** Start RECORDS FOR PROCESSING **

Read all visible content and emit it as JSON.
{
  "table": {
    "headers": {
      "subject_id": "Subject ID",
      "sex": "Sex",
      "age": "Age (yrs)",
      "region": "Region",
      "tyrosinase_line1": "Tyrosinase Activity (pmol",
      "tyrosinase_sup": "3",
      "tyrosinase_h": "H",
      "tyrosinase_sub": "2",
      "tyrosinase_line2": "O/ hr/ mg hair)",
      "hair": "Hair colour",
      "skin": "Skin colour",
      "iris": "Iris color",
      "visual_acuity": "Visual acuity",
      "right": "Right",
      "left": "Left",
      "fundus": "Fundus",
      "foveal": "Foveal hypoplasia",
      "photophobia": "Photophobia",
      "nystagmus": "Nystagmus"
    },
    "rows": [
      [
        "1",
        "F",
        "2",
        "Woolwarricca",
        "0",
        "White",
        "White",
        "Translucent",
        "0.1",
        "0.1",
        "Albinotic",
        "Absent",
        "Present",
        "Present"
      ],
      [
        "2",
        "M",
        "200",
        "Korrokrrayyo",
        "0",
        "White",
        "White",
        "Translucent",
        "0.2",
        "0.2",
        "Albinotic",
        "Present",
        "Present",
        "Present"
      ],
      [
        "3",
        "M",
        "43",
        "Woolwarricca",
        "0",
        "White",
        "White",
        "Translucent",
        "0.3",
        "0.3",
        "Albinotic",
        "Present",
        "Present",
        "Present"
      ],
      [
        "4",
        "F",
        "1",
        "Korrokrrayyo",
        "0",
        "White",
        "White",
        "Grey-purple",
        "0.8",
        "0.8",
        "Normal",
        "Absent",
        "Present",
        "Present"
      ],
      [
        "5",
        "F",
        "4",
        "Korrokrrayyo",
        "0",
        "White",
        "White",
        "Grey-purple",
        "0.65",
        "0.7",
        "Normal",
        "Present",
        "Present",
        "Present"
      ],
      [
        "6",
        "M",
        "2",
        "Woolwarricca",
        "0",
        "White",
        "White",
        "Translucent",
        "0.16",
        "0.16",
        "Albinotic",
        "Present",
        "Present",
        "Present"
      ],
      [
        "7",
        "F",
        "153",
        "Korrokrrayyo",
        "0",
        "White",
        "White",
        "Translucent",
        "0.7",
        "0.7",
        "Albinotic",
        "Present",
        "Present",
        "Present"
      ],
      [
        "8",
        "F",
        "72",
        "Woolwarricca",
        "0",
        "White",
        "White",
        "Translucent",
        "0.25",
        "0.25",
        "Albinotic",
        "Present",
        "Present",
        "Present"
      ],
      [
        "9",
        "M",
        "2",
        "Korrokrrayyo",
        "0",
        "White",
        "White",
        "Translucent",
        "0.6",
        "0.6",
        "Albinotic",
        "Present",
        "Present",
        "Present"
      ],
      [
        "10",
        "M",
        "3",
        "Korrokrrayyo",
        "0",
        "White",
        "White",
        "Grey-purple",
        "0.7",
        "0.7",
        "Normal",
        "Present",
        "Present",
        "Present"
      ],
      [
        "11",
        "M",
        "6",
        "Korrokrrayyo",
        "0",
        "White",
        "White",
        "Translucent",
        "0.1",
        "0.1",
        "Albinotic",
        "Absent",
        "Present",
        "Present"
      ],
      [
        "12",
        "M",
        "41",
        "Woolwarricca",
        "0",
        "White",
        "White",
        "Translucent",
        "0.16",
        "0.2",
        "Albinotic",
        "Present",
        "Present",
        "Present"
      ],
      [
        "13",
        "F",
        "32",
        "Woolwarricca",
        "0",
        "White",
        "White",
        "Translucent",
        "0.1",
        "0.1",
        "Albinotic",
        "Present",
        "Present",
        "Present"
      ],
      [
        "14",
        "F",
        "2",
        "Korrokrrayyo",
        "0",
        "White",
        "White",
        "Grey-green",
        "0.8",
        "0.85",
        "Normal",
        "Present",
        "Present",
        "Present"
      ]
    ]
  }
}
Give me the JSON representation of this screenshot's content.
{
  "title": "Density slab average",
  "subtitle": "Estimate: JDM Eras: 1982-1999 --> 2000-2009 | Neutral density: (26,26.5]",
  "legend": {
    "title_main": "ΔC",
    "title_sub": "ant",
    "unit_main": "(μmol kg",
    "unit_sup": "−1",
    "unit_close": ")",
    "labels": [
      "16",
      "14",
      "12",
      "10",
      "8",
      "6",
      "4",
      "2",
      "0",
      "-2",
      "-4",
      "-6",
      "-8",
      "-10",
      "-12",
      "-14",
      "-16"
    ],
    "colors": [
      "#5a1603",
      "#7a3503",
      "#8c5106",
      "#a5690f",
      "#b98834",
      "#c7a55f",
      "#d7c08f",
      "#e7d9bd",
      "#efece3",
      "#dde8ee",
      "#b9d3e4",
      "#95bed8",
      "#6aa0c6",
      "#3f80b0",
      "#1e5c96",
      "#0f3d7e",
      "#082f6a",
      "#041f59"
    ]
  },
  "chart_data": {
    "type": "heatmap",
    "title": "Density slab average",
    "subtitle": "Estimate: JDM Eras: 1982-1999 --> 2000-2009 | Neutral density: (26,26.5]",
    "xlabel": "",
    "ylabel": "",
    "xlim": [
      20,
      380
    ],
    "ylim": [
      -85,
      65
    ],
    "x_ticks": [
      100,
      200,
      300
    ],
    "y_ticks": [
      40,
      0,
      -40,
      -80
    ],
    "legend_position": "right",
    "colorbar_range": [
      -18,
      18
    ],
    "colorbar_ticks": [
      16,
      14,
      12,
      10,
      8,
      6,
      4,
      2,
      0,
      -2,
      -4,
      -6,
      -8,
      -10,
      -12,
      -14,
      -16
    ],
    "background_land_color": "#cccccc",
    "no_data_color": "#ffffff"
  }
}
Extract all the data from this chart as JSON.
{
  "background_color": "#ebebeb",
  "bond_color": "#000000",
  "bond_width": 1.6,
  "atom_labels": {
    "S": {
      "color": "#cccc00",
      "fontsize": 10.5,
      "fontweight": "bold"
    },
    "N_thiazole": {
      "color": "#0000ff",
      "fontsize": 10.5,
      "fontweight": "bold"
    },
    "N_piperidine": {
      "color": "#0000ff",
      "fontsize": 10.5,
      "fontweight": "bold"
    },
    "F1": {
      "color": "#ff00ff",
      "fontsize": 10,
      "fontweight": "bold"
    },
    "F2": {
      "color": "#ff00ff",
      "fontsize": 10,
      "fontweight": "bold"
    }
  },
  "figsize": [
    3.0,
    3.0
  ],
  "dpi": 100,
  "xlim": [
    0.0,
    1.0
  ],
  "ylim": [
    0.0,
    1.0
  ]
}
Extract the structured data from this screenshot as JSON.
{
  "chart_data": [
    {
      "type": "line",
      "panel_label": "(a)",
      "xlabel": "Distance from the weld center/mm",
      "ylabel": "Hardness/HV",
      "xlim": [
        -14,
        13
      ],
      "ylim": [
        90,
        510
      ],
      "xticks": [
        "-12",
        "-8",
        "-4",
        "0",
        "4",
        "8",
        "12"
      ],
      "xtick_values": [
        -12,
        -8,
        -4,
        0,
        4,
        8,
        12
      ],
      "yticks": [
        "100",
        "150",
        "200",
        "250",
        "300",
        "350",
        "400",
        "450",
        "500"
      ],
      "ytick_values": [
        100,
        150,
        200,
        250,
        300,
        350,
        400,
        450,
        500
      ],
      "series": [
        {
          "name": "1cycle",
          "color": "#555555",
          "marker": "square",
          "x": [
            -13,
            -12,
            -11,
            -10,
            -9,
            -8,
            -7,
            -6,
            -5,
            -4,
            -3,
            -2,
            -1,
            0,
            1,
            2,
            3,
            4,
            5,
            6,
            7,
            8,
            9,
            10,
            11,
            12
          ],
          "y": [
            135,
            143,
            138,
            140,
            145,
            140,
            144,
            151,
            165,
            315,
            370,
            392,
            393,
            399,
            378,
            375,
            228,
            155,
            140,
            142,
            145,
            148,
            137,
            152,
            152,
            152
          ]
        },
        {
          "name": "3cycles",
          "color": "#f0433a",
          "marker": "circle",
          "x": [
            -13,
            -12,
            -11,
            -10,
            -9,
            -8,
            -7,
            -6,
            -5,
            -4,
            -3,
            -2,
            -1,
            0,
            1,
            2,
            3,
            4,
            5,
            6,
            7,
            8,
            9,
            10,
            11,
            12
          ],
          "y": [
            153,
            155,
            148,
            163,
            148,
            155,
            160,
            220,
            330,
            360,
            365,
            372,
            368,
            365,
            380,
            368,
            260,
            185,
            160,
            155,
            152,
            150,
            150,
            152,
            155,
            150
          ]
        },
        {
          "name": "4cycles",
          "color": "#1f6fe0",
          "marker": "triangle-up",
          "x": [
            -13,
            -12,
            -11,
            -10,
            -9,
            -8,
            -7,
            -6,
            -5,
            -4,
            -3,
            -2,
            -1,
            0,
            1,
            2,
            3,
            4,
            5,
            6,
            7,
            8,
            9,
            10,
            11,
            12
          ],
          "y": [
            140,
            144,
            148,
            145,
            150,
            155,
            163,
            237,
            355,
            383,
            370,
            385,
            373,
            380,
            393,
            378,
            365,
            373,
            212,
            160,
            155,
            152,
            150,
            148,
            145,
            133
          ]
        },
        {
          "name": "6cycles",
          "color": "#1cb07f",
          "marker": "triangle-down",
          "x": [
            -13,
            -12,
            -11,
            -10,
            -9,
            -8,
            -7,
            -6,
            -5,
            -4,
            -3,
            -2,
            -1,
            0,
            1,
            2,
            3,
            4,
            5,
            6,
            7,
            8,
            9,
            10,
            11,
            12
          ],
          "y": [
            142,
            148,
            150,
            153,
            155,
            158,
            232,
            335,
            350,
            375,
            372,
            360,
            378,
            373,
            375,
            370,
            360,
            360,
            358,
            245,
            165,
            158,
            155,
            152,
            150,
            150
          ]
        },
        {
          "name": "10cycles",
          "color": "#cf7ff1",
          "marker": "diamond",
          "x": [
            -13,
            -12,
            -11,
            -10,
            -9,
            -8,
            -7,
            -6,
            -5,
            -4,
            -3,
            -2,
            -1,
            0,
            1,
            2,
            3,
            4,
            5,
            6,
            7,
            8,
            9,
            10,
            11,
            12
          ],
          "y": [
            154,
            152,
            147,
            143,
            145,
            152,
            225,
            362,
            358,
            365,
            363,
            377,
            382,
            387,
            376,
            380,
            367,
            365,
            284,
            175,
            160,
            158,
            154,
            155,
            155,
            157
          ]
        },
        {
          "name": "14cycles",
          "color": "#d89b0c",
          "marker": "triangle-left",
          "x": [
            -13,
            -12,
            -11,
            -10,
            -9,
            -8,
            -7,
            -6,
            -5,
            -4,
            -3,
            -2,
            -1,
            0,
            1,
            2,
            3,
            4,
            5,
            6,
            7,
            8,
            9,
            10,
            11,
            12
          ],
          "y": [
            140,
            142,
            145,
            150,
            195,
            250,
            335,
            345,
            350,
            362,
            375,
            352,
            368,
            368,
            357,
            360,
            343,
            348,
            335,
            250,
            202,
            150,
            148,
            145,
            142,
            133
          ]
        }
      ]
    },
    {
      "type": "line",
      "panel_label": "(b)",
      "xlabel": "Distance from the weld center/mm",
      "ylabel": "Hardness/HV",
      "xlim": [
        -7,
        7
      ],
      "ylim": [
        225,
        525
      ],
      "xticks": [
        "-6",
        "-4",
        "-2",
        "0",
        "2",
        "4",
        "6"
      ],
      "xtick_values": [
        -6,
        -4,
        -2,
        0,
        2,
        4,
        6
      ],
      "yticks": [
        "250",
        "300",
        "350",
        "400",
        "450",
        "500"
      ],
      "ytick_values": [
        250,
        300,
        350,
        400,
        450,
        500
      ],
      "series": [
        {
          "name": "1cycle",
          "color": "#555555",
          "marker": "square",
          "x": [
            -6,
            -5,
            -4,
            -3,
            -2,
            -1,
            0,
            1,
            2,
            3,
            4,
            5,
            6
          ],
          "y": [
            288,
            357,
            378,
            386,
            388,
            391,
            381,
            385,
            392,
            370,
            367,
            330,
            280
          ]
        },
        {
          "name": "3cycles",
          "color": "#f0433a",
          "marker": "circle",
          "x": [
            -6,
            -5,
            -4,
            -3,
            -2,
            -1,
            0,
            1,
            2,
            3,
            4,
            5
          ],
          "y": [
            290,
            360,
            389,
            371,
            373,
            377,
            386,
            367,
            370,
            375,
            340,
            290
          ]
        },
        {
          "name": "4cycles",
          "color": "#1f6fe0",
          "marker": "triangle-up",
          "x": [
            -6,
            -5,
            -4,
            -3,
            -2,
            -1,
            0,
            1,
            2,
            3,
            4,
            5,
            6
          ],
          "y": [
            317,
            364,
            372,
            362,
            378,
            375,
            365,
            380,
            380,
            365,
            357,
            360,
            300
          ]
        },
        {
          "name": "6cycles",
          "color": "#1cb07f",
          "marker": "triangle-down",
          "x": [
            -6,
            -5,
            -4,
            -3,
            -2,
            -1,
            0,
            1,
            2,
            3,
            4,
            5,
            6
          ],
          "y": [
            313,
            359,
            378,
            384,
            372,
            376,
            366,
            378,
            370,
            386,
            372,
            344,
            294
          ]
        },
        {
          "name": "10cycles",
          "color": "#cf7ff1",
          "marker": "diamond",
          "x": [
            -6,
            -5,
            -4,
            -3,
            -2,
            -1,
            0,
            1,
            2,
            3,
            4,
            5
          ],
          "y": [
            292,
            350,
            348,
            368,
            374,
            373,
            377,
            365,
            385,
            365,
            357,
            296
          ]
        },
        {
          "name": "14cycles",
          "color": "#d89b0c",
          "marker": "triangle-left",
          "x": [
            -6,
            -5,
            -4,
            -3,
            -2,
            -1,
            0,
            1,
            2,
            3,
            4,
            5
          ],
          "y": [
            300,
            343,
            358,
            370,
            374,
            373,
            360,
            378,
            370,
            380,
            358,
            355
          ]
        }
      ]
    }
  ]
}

** End RECORDS FOR PROCESSING **

**TASK PROMPT:**
Go through the material above and count the lines that contain "screenshot"; answer with the number alone.

**RESULT:**
2